[Problem] Images excluded, repeat each entry below exactly.

[Data for the task]
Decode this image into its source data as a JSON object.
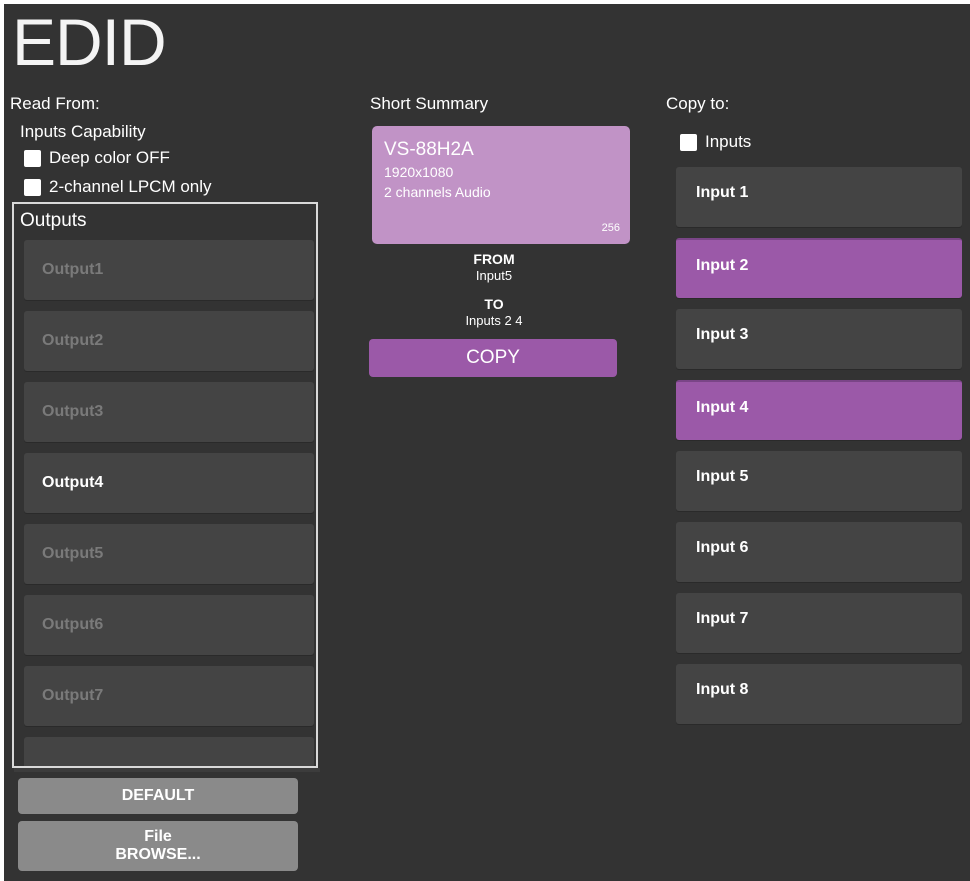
{
  "page": {
    "title": "EDID"
  },
  "read_from": {
    "label": "Read From:",
    "capability_label": "Inputs Capability",
    "options": [
      {
        "label": "Deep color OFF",
        "checked": false
      },
      {
        "label": "2-channel LPCM only",
        "checked": false
      }
    ],
    "outputs_title": "Outputs",
    "outputs": [
      {
        "label": "Output1",
        "active": false
      },
      {
        "label": "Output2",
        "active": false
      },
      {
        "label": "Output3",
        "active": false
      },
      {
        "label": "Output4",
        "active": true
      },
      {
        "label": "Output5",
        "active": false
      },
      {
        "label": "Output6",
        "active": false
      },
      {
        "label": "Output7",
        "active": false
      },
      {
        "label": "",
        "active": false
      }
    ],
    "default_button": "DEFAULT",
    "file_button_line1": "File",
    "file_button_line2": "BROWSE..."
  },
  "summary": {
    "label": "Short Summary",
    "device": "VS-88H2A",
    "resolution": "1920x1080",
    "audio": "2 channels Audio",
    "size": "256",
    "from_label": "FROM",
    "from_value": "Input5",
    "to_label": "TO",
    "to_value": "Inputs 2 4",
    "copy_button": "COPY"
  },
  "copy_to": {
    "label": "Copy to:",
    "all_inputs_label": "Inputs",
    "inputs": [
      {
        "label": "Input 1",
        "selected": false
      },
      {
        "label": "Input 2",
        "selected": true
      },
      {
        "label": "Input 3",
        "selected": false
      },
      {
        "label": "Input 4",
        "selected": true
      },
      {
        "label": "Input 5",
        "selected": false
      },
      {
        "label": "Input 6",
        "selected": false
      },
      {
        "label": "Input 7",
        "selected": false
      },
      {
        "label": "Input 8",
        "selected": false
      }
    ]
  },
  "colors": {
    "background": "#333333",
    "accent": "#9b59a8",
    "summary_card": "#c193c6",
    "tile": "#444444",
    "inactive_text": "#7a7a7a",
    "gray_button": "#8a8a8a"
  }
}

[Result]
Decode this image into its source data as a JSON object.
{
  "page": {
    "title": "EDID"
  },
  "read_from": {
    "label": "Read From:",
    "capability_label": "Inputs Capability",
    "options": [
      {
        "label": "Deep color OFF",
        "checked": false
      },
      {
        "label": "2-channel LPCM only",
        "checked": false
      }
    ],
    "outputs_title": "Outputs",
    "outputs": [
      {
        "label": "Output1",
        "active": false
      },
      {
        "label": "Output2",
        "active": false
      },
      {
        "label": "Output3",
        "active": false
      },
      {
        "label": "Output4",
        "active": true
      },
      {
        "label": "Output5",
        "active": false
      },
      {
        "label": "Output6",
        "active": false
      },
      {
        "label": "Output7",
        "active": false
      },
      {
        "label": "",
        "active": false
      }
    ],
    "default_button": "DEFAULT",
    "file_button_line1": "File",
    "file_button_line2": "BROWSE..."
  },
  "summary": {
    "label": "Short Summary",
    "device": "VS-88H2A",
    "resolution": "1920x1080",
    "audio": "2 channels Audio",
    "size": "256",
    "from_label": "FROM",
    "from_value": "Input5",
    "to_label": "TO",
    "to_value": "Inputs 2 4",
    "copy_button": "COPY"
  },
  "copy_to": {
    "label": "Copy to:",
    "all_inputs_label": "Inputs",
    "inputs": [
      {
        "label": "Input 1",
        "selected": false
      },
      {
        "label": "Input 2",
        "selected": true
      },
      {
        "label": "Input 3",
        "selected": false
      },
      {
        "label": "Input 4",
        "selected": true
      },
      {
        "label": "Input 5",
        "selected": false
      },
      {
        "label": "Input 6",
        "selected": false
      },
      {
        "label": "Input 7",
        "selected": false
      },
      {
        "label": "Input 8",
        "selected": false
      }
    ]
  },
  "colors": {
    "background": "#333333",
    "accent": "#9b59a8",
    "summary_card": "#c193c6",
    "tile": "#444444",
    "inactive_text": "#7a7a7a",
    "gray_button": "#8a8a8a"
  }
}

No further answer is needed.